In the listing below, count each line containing "Социальное" and answer with the count only.

→ **Data for the task**:
"""

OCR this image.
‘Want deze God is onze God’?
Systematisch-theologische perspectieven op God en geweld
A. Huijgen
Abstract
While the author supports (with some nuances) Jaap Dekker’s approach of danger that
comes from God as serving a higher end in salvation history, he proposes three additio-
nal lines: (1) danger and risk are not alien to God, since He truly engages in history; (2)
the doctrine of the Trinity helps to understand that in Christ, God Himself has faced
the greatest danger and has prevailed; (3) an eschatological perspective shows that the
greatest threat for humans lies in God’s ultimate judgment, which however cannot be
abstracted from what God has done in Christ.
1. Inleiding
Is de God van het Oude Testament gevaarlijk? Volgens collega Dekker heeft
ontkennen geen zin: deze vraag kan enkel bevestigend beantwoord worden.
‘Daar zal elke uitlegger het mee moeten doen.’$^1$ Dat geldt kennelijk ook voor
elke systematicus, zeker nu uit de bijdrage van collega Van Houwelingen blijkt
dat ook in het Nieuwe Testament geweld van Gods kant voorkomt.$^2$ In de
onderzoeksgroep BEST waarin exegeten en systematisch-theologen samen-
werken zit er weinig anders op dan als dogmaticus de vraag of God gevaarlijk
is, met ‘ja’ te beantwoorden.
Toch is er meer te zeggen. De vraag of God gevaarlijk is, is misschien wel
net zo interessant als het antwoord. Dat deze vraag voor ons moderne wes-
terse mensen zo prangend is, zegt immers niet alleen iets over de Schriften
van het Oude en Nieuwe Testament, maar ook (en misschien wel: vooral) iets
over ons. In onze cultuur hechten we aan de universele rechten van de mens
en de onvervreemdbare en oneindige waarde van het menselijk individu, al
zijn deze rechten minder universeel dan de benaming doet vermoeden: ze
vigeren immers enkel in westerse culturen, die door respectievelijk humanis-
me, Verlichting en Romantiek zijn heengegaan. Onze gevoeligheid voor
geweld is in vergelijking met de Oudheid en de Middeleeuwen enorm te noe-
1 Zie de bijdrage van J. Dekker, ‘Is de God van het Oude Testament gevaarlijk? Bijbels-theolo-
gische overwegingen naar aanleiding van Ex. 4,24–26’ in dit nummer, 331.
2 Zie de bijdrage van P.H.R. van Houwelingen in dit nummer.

"""
"""

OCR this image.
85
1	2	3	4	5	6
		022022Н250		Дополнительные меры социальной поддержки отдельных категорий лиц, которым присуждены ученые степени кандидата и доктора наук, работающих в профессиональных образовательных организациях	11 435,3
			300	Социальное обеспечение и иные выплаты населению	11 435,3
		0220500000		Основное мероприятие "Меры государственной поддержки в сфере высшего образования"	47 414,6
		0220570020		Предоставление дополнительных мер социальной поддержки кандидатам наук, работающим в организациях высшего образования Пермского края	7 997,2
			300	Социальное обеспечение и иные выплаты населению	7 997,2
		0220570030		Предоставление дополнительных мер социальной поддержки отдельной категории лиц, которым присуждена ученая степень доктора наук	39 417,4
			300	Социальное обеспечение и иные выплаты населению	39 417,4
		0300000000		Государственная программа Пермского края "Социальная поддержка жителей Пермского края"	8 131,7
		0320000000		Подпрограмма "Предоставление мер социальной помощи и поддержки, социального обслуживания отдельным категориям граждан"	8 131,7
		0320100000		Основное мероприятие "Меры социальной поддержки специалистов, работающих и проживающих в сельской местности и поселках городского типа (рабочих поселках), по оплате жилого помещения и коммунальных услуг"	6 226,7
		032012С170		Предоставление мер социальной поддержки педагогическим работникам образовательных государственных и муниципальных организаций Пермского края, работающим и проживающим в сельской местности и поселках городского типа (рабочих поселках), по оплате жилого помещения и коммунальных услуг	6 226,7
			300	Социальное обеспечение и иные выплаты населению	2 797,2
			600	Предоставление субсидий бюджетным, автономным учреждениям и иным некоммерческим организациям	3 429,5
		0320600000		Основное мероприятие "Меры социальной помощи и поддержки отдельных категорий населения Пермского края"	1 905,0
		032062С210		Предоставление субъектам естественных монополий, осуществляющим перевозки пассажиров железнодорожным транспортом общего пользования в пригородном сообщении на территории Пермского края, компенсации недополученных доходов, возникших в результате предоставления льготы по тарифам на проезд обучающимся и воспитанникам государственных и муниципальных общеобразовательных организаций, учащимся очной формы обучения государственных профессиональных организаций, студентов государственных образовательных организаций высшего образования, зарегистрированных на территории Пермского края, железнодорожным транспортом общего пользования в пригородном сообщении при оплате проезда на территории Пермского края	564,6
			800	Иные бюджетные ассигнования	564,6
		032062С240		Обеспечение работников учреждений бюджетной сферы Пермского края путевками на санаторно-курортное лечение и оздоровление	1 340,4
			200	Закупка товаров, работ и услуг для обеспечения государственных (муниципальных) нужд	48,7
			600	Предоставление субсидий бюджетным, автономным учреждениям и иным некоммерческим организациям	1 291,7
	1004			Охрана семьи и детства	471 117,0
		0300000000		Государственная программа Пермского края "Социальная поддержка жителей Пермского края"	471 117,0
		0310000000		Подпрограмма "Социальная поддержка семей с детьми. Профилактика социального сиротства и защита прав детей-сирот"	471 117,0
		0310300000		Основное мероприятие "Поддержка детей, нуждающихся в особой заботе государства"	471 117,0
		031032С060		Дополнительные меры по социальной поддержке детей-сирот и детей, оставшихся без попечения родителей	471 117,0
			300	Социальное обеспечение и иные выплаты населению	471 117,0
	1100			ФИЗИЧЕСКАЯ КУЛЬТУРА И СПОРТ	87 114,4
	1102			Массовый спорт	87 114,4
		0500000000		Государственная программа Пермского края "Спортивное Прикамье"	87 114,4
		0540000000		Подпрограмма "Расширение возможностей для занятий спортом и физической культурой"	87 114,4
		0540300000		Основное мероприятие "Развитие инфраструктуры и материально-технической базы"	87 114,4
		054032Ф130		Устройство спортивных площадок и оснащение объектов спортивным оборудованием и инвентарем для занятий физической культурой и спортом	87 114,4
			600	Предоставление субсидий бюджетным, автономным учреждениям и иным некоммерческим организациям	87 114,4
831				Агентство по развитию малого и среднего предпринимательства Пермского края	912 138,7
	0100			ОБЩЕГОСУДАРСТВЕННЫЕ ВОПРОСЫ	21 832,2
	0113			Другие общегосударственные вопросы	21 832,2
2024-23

"""
"""

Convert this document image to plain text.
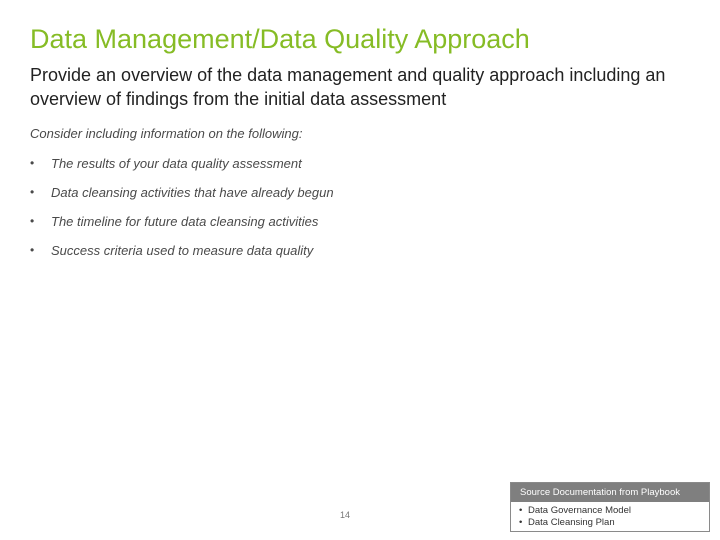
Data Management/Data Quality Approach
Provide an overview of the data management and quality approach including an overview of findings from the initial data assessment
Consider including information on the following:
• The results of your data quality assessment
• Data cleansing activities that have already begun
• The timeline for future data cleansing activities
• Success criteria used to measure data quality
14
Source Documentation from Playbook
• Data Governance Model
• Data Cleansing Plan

"""

→ **Solution for this exercise**:
5